Would you write out the listing verbatim and skip every picture in it?

▼▼▼

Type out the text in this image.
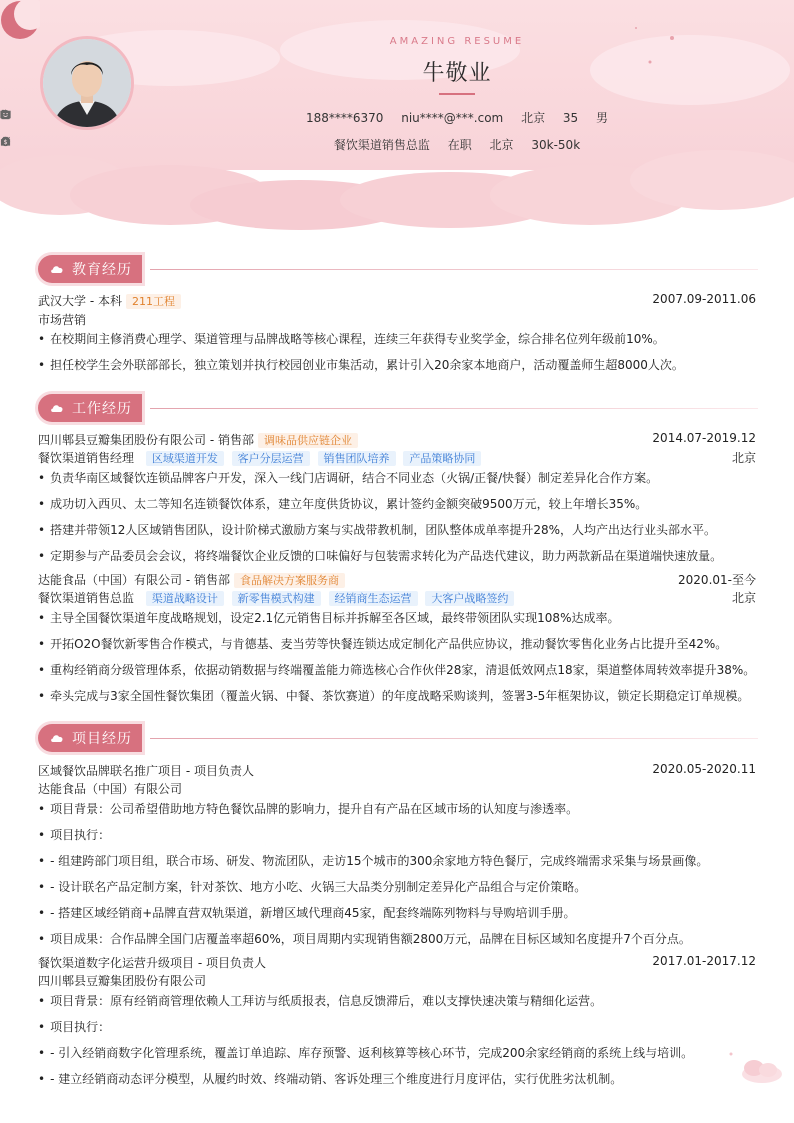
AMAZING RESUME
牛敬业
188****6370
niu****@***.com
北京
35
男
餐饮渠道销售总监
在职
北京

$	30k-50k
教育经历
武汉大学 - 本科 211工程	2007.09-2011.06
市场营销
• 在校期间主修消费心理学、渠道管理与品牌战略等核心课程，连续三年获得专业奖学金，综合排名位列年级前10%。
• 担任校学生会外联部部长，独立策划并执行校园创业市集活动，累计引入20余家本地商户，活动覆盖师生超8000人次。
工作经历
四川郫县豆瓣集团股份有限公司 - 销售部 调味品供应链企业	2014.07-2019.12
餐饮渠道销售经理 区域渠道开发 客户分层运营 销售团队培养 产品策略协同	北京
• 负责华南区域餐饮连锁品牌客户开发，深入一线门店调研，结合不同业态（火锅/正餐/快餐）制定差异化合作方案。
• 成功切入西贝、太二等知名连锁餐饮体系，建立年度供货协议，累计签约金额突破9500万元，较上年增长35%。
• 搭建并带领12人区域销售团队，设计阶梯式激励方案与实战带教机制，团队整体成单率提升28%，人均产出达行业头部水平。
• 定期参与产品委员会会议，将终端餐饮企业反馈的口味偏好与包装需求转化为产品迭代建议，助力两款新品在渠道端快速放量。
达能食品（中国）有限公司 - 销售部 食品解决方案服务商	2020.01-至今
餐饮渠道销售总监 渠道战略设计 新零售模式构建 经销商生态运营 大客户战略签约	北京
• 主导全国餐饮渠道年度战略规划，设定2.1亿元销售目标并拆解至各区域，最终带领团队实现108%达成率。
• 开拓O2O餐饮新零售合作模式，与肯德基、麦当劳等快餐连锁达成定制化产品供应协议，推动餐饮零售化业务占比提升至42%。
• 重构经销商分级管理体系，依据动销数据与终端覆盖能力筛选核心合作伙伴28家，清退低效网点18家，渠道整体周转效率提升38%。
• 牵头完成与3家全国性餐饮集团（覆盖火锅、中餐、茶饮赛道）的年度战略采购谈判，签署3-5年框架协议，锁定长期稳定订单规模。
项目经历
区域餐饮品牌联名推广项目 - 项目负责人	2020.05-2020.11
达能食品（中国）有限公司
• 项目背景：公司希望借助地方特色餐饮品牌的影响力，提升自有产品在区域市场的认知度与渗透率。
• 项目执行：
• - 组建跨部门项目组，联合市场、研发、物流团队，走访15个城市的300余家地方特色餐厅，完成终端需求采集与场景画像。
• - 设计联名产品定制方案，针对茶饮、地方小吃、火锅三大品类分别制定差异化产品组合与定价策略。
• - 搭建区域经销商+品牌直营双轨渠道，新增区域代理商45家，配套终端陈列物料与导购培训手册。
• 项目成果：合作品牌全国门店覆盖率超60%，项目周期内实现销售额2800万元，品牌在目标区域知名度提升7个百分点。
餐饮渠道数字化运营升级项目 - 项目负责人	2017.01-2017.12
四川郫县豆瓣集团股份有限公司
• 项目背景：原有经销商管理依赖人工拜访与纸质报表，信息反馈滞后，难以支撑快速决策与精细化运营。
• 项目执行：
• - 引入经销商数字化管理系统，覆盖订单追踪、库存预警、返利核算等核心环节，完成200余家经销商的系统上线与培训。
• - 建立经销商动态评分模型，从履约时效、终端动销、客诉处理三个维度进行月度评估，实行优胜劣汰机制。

▲▲▲

OUTPUT FOR THIS TASK -
Type out the text in this image.
AMAZING RESUME
牛敬业
188****6370
niu****@***.com
北京
35
男
餐饮渠道销售总监
在职
北京

$	30k-50k
教育经历
武汉大学 - 本科 211工程	2007.09-2011.06
市场营销
• 在校期间主修消费心理学、渠道管理与品牌战略等核心课程，连续三年获得专业奖学金，综合排名位列年级前10%。
• 担任校学生会外联部部长，独立策划并执行校园创业市集活动，累计引入20余家本地商户，活动覆盖师生超8000人次。
工作经历
四川郫县豆瓣集团股份有限公司 - 销售部 调味品供应链企业	2014.07-2019.12
餐饮渠道销售经理 区域渠道开发 客户分层运营 销售团队培养 产品策略协同	北京
• 负责华南区域餐饮连锁品牌客户开发，深入一线门店调研，结合不同业态（火锅/正餐/快餐）制定差异化合作方案。
• 成功切入西贝、太二等知名连锁餐饮体系，建立年度供货协议，累计签约金额突破9500万元，较上年增长35%。
• 搭建并带领12人区域销售团队，设计阶梯式激励方案与实战带教机制，团队整体成单率提升28%，人均产出达行业头部水平。
• 定期参与产品委员会会议，将终端餐饮企业反馈的口味偏好与包装需求转化为产品迭代建议，助力两款新品在渠道端快速放量。
达能食品（中国）有限公司 - 销售部 食品解决方案服务商	2020.01-至今
餐饮渠道销售总监 渠道战略设计 新零售模式构建 经销商生态运营 大客户战略签约	北京
• 主导全国餐饮渠道年度战略规划，设定2.1亿元销售目标并拆解至各区域，最终带领团队实现108%达成率。
• 开拓O2O餐饮新零售合作模式，与肯德基、麦当劳等快餐连锁达成定制化产品供应协议，推动餐饮零售化业务占比提升至42%。
• 重构经销商分级管理体系，依据动销数据与终端覆盖能力筛选核心合作伙伴28家，清退低效网点18家，渠道整体周转效率提升38%。
• 牵头完成与3家全国性餐饮集团（覆盖火锅、中餐、茶饮赛道）的年度战略采购谈判，签署3-5年框架协议，锁定长期稳定订单规模。
项目经历
区域餐饮品牌联名推广项目 - 项目负责人	2020.05-2020.11
达能食品（中国）有限公司
• 项目背景：公司希望借助地方特色餐饮品牌的影响力，提升自有产品在区域市场的认知度与渗透率。
• 项目执行：
• - 组建跨部门项目组，联合市场、研发、物流团队，走访15个城市的300余家地方特色餐厅，完成终端需求采集与场景画像。
• - 设计联名产品定制方案，针对茶饮、地方小吃、火锅三大品类分别制定差异化产品组合与定价策略。
• - 搭建区域经销商+品牌直营双轨渠道，新增区域代理商45家，配套终端陈列物料与导购培训手册。
• 项目成果：合作品牌全国门店覆盖率超60%，项目周期内实现销售额2800万元，品牌在目标区域知名度提升7个百分点。
餐饮渠道数字化运营升级项目 - 项目负责人	2017.01-2017.12
四川郫县豆瓣集团股份有限公司
• 项目背景：原有经销商管理依赖人工拜访与纸质报表，信息反馈滞后，难以支撑快速决策与精细化运营。
• 项目执行：
• - 引入经销商数字化管理系统，覆盖订单追踪、库存预警、返利核算等核心环节，完成200余家经销商的系统上线与培训。
• - 建立经销商动态评分模型，从履约时效、终端动销、客诉处理三个维度进行月度评估，实行优胜劣汰机制。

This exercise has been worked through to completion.